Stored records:

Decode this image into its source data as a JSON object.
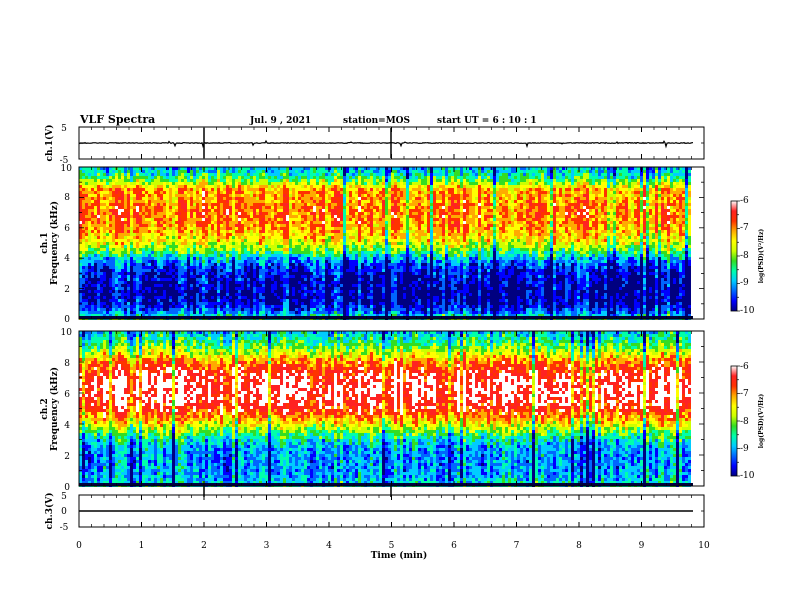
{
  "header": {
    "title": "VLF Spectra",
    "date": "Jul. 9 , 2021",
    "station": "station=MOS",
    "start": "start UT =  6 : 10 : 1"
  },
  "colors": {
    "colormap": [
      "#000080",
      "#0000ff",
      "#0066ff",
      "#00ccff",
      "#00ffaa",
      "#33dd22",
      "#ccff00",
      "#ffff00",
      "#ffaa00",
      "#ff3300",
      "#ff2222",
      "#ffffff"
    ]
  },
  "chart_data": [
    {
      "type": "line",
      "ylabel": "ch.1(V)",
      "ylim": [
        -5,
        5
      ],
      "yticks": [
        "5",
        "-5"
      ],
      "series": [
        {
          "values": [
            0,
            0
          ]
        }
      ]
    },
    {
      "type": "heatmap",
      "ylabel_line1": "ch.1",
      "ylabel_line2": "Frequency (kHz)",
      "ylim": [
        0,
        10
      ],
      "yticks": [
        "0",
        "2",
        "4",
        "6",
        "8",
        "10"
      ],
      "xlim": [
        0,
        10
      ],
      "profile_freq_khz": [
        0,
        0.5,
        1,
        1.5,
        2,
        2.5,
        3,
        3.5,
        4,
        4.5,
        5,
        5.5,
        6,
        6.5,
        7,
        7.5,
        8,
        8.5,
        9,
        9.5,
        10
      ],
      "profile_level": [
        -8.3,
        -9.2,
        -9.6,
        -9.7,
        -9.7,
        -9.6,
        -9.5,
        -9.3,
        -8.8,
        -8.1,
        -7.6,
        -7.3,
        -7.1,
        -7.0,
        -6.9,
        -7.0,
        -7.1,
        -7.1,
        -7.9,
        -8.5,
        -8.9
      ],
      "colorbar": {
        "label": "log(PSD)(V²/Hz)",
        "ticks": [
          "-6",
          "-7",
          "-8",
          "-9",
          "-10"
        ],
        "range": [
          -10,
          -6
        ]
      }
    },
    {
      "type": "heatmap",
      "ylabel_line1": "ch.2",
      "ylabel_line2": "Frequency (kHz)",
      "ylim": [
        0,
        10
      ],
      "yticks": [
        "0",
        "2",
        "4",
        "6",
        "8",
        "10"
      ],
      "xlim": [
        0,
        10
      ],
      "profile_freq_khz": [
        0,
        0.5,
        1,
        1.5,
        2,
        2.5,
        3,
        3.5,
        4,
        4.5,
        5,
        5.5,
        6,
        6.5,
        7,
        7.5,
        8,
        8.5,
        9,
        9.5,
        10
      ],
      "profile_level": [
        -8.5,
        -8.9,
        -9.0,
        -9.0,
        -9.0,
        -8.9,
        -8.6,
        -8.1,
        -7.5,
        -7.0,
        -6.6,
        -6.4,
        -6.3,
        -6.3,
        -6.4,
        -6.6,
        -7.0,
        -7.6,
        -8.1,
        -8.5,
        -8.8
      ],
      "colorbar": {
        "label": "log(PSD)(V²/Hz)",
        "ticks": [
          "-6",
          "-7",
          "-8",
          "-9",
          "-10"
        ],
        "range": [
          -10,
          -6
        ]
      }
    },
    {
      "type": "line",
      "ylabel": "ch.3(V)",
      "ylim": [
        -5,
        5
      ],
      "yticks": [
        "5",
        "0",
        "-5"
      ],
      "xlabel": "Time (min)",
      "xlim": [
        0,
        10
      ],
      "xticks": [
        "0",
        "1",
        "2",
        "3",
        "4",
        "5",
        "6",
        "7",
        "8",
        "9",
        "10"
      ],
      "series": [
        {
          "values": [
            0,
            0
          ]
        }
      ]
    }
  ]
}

Objective:
Take the listing and print it again exactly, but without any pictures.

Task solution:
Decode this image into its source data as a JSON object.
{
  "header": {
    "title": "VLF Spectra",
    "date": "Jul. 9 , 2021",
    "station": "station=MOS",
    "start": "start UT =  6 : 10 : 1"
  },
  "colors": {
    "colormap": [
      "#000080",
      "#0000ff",
      "#0066ff",
      "#00ccff",
      "#00ffaa",
      "#33dd22",
      "#ccff00",
      "#ffff00",
      "#ffaa00",
      "#ff3300",
      "#ff2222",
      "#ffffff"
    ]
  },
  "chart_data": [
    {
      "type": "line",
      "ylabel": "ch.1(V)",
      "ylim": [
        -5,
        5
      ],
      "yticks": [
        "5",
        "-5"
      ],
      "series": [
        {
          "values": [
            0,
            0
          ]
        }
      ]
    },
    {
      "type": "heatmap",
      "ylabel_line1": "ch.1",
      "ylabel_line2": "Frequency (kHz)",
      "ylim": [
        0,
        10
      ],
      "yticks": [
        "0",
        "2",
        "4",
        "6",
        "8",
        "10"
      ],
      "xlim": [
        0,
        10
      ],
      "profile_freq_khz": [
        0,
        0.5,
        1,
        1.5,
        2,
        2.5,
        3,
        3.5,
        4,
        4.5,
        5,
        5.5,
        6,
        6.5,
        7,
        7.5,
        8,
        8.5,
        9,
        9.5,
        10
      ],
      "profile_level": [
        -8.3,
        -9.2,
        -9.6,
        -9.7,
        -9.7,
        -9.6,
        -9.5,
        -9.3,
        -8.8,
        -8.1,
        -7.6,
        -7.3,
        -7.1,
        -7.0,
        -6.9,
        -7.0,
        -7.1,
        -7.1,
        -7.9,
        -8.5,
        -8.9
      ],
      "colorbar": {
        "label": "log(PSD)(V²/Hz)",
        "ticks": [
          "-6",
          "-7",
          "-8",
          "-9",
          "-10"
        ],
        "range": [
          -10,
          -6
        ]
      }
    },
    {
      "type": "heatmap",
      "ylabel_line1": "ch.2",
      "ylabel_line2": "Frequency (kHz)",
      "ylim": [
        0,
        10
      ],
      "yticks": [
        "0",
        "2",
        "4",
        "6",
        "8",
        "10"
      ],
      "xlim": [
        0,
        10
      ],
      "profile_freq_khz": [
        0,
        0.5,
        1,
        1.5,
        2,
        2.5,
        3,
        3.5,
        4,
        4.5,
        5,
        5.5,
        6,
        6.5,
        7,
        7.5,
        8,
        8.5,
        9,
        9.5,
        10
      ],
      "profile_level": [
        -8.5,
        -8.9,
        -9.0,
        -9.0,
        -9.0,
        -8.9,
        -8.6,
        -8.1,
        -7.5,
        -7.0,
        -6.6,
        -6.4,
        -6.3,
        -6.3,
        -6.4,
        -6.6,
        -7.0,
        -7.6,
        -8.1,
        -8.5,
        -8.8
      ],
      "colorbar": {
        "label": "log(PSD)(V²/Hz)",
        "ticks": [
          "-6",
          "-7",
          "-8",
          "-9",
          "-10"
        ],
        "range": [
          -10,
          -6
        ]
      }
    },
    {
      "type": "line",
      "ylabel": "ch.3(V)",
      "ylim": [
        -5,
        5
      ],
      "yticks": [
        "5",
        "0",
        "-5"
      ],
      "xlabel": "Time (min)",
      "xlim": [
        0,
        10
      ],
      "xticks": [
        "0",
        "1",
        "2",
        "3",
        "4",
        "5",
        "6",
        "7",
        "8",
        "9",
        "10"
      ],
      "series": [
        {
          "values": [
            0,
            0
          ]
        }
      ]
    }
  ]
}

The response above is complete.